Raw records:
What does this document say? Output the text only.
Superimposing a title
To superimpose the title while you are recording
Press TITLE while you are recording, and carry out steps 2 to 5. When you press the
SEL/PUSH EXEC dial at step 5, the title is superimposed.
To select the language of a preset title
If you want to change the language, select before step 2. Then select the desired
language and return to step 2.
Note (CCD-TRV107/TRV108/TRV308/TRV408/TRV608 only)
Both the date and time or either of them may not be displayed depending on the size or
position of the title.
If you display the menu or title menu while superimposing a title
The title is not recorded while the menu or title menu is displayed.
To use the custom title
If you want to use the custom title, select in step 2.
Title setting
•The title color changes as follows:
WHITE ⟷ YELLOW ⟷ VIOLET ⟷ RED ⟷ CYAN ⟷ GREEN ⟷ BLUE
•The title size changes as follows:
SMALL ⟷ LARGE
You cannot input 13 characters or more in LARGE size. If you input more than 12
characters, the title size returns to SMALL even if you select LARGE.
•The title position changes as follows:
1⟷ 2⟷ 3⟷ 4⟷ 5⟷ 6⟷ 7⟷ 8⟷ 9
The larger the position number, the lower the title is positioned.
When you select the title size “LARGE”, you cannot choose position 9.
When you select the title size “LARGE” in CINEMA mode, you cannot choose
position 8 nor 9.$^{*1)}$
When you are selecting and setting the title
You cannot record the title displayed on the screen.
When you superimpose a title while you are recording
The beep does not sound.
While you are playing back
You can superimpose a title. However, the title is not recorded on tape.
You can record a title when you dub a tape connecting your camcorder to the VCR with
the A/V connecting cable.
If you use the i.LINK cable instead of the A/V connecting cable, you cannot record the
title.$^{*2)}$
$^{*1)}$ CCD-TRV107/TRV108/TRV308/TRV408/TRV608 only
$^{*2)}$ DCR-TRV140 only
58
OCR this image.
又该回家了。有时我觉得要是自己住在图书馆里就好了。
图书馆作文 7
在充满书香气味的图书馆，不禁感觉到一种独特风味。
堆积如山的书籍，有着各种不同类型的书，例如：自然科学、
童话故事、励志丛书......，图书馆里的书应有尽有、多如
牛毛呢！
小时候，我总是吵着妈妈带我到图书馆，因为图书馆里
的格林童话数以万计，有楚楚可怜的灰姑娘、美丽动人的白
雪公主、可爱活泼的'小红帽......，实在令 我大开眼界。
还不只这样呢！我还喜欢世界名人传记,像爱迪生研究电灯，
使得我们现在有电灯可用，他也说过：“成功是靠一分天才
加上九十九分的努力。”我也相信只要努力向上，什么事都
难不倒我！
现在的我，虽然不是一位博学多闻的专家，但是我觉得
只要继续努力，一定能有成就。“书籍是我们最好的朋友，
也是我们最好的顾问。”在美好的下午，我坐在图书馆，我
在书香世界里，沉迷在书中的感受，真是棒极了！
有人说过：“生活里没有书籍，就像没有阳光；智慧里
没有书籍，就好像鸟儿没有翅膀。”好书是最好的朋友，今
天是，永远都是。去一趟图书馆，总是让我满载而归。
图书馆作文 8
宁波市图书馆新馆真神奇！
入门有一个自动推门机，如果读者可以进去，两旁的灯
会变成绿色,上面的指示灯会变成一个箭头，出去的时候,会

▶ [What this task involves]: Reproduce the records above exactly as they appear.

▶ [Task answer]:
What does this document say? Output the text only.
Superimposing a title
To superimpose the title while you are recording
Press TITLE while you are recording, and carry out steps 2 to 5. When you press the
SEL/PUSH EXEC dial at step 5, the title is superimposed.
To select the language of a preset title
If you want to change the language, select before step 2. Then select the desired
language and return to step 2.
Note (CCD-TRV107/TRV108/TRV308/TRV408/TRV608 only)
Both the date and time or either of them may not be displayed depending on the size or
position of the title.
If you display the menu or title menu while superimposing a title
The title is not recorded while the menu or title menu is displayed.
To use the custom title
If you want to use the custom title, select in step 2.
Title setting
•The title color changes as follows:
WHITE ⟷ YELLOW ⟷ VIOLET ⟷ RED ⟷ CYAN ⟷ GREEN ⟷ BLUE
•The title size changes as follows:
SMALL ⟷ LARGE
You cannot input 13 characters or more in LARGE size. If you input more than 12
characters, the title size returns to SMALL even if you select LARGE.
•The title position changes as follows:
1⟷ 2⟷ 3⟷ 4⟷ 5⟷ 6⟷ 7⟷ 8⟷ 9
The larger the position number, the lower the title is positioned.
When you select the title size “LARGE”, you cannot choose position 9.
When you select the title size “LARGE” in CINEMA mode, you cannot choose
position 8 nor 9.$^{*1)}$
When you are selecting and setting the title
You cannot record the title displayed on the screen.
When you superimpose a title while you are recording
The beep does not sound.
While you are playing back
You can superimpose a title. However, the title is not recorded on tape.
You can record a title when you dub a tape connecting your camcorder to the VCR with
the A/V connecting cable.
If you use the i.LINK cable instead of the A/V connecting cable, you cannot record the
title.$^{*2)}$
$^{*1)}$ CCD-TRV107/TRV108/TRV308/TRV408/TRV608 only
$^{*2)}$ DCR-TRV140 only
58
OCR this image.
又该回家了。有时我觉得要是自己住在图书馆里就好了。
图书馆作文 7
在充满书香气味的图书馆，不禁感觉到一种独特风味。
堆积如山的书籍，有着各种不同类型的书，例如：自然科学、
童话故事、励志丛书......，图书馆里的书应有尽有、多如
牛毛呢！
小时候，我总是吵着妈妈带我到图书馆，因为图书馆里
的格林童话数以万计，有楚楚可怜的灰姑娘、美丽动人的白
雪公主、可爱活泼的'小红帽......，实在令 我大开眼界。
还不只这样呢！我还喜欢世界名人传记,像爱迪生研究电灯，
使得我们现在有电灯可用，他也说过：“成功是靠一分天才
加上九十九分的努力。”我也相信只要努力向上，什么事都
难不倒我！
现在的我，虽然不是一位博学多闻的专家，但是我觉得
只要继续努力，一定能有成就。“书籍是我们最好的朋友，
也是我们最好的顾问。”在美好的下午，我坐在图书馆，我
在书香世界里，沉迷在书中的感受，真是棒极了！
有人说过：“生活里没有书籍，就像没有阳光；智慧里
没有书籍，就好像鸟儿没有翅膀。”好书是最好的朋友，今
天是，永远都是。去一趟图书馆，总是让我满载而归。
图书馆作文 8
宁波市图书馆新馆真神奇！
入门有一个自动推门机，如果读者可以进去，两旁的灯
会变成绿色,上面的指示灯会变成一个箭头，出去的时候,会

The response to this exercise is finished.